EXERCISE DETAILS> Provide nothing but the number of lines containing the string "thereof".

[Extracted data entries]
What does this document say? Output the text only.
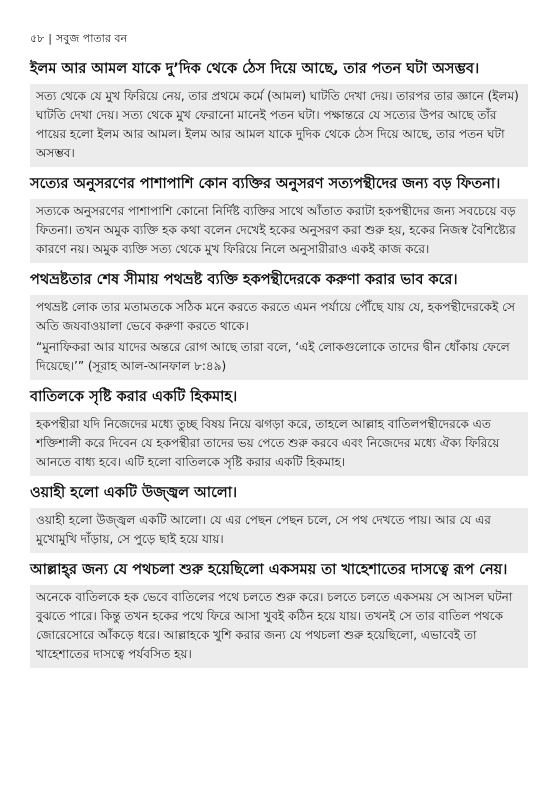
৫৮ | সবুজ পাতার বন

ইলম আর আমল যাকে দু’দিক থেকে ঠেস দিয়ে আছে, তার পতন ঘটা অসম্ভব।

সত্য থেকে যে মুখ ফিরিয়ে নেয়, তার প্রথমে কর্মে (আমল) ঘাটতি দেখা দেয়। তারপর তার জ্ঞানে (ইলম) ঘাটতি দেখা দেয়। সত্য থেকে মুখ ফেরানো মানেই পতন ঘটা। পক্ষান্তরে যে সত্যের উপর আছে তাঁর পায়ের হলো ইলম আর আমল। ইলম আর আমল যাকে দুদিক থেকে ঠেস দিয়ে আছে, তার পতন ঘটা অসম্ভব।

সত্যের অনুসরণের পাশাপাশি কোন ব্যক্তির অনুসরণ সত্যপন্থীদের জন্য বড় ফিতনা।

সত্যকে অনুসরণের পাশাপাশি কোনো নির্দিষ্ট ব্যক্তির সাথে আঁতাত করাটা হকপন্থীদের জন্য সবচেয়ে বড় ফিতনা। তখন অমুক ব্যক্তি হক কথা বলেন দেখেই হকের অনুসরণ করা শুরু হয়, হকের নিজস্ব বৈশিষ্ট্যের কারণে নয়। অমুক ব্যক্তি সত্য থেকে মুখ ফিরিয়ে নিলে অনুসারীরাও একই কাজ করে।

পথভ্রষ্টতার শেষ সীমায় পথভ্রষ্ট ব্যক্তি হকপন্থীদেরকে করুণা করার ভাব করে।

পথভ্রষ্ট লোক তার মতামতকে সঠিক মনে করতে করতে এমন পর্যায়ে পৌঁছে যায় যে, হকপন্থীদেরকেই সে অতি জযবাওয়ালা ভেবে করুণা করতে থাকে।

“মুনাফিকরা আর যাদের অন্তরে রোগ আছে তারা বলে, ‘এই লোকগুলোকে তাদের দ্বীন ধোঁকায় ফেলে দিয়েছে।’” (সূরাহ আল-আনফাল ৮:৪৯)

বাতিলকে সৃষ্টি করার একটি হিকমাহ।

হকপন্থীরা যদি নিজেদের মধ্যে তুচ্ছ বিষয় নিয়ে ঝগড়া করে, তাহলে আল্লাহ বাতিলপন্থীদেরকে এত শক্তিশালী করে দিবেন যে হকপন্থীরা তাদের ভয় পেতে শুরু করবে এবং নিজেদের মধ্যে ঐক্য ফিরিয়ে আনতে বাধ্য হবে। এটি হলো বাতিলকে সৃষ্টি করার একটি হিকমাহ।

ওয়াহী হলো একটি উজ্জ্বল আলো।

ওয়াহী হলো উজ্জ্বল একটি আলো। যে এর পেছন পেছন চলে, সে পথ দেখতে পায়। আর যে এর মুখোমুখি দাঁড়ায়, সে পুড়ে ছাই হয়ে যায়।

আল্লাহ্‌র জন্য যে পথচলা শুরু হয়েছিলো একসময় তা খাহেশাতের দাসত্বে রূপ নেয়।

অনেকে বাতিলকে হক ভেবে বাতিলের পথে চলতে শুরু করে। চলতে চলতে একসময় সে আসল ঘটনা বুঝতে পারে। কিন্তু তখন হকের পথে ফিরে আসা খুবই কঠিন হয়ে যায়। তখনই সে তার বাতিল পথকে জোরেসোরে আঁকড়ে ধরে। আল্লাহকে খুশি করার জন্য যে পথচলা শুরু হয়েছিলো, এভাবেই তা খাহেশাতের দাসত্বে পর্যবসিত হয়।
...
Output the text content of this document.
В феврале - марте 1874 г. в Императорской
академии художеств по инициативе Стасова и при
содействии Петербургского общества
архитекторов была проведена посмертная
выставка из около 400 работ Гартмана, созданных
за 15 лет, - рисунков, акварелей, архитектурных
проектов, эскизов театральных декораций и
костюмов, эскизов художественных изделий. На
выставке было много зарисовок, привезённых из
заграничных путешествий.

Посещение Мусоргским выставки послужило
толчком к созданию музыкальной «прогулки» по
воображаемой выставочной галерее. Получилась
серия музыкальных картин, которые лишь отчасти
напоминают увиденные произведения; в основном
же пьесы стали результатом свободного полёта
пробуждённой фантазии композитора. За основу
--
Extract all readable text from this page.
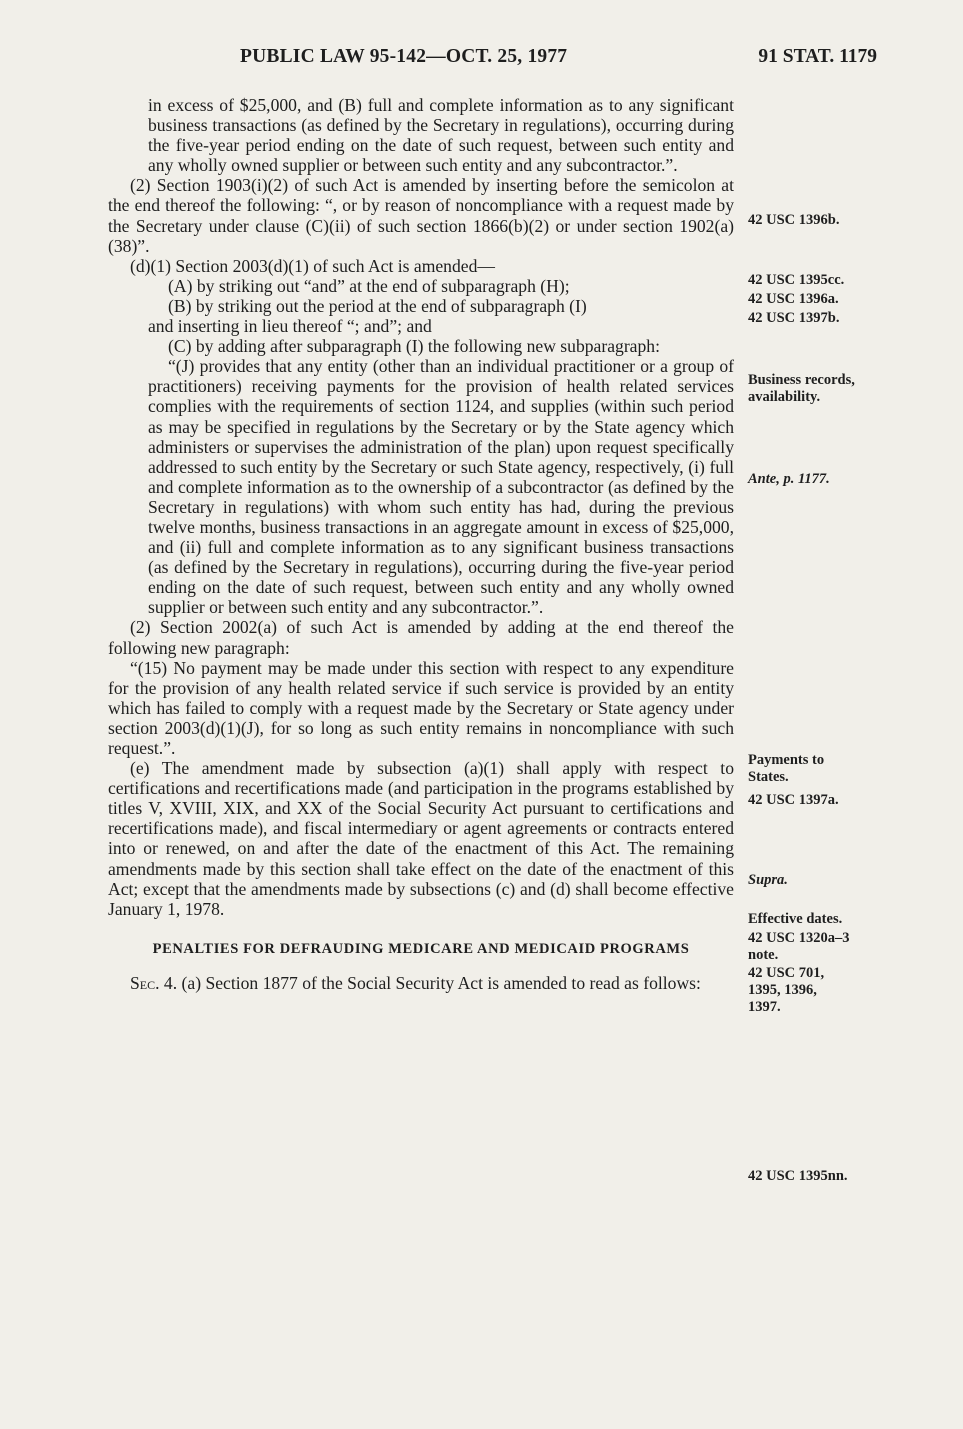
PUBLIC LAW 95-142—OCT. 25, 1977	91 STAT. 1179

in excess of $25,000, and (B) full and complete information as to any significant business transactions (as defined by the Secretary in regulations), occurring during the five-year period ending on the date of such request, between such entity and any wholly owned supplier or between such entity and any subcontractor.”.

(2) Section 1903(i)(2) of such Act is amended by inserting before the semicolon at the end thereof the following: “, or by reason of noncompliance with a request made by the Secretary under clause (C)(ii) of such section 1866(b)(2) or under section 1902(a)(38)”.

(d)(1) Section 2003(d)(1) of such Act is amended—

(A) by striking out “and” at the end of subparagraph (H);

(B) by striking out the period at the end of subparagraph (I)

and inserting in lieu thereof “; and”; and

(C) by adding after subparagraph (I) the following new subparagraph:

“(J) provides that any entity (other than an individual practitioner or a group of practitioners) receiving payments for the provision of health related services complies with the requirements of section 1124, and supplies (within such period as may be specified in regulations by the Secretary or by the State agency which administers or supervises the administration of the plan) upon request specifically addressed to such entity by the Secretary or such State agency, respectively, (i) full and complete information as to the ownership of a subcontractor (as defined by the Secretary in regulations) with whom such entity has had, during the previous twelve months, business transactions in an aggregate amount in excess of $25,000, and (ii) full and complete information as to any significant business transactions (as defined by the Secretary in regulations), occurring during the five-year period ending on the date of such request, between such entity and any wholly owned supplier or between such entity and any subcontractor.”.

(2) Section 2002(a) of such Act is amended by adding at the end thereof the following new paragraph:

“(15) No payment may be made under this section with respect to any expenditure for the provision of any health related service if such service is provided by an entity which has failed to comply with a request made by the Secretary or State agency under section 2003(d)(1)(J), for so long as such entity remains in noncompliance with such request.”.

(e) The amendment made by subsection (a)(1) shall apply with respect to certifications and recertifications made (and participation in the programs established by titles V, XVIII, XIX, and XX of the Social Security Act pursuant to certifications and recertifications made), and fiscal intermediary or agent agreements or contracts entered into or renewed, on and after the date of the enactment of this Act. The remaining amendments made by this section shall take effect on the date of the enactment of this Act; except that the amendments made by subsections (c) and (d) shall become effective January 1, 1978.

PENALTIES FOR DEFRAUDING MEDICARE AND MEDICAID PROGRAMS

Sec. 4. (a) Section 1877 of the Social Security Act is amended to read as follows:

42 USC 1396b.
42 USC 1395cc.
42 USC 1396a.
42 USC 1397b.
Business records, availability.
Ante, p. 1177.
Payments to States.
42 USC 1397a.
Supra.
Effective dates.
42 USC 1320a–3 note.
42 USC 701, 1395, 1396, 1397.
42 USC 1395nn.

ANSWER TO THE EXERCISE> 3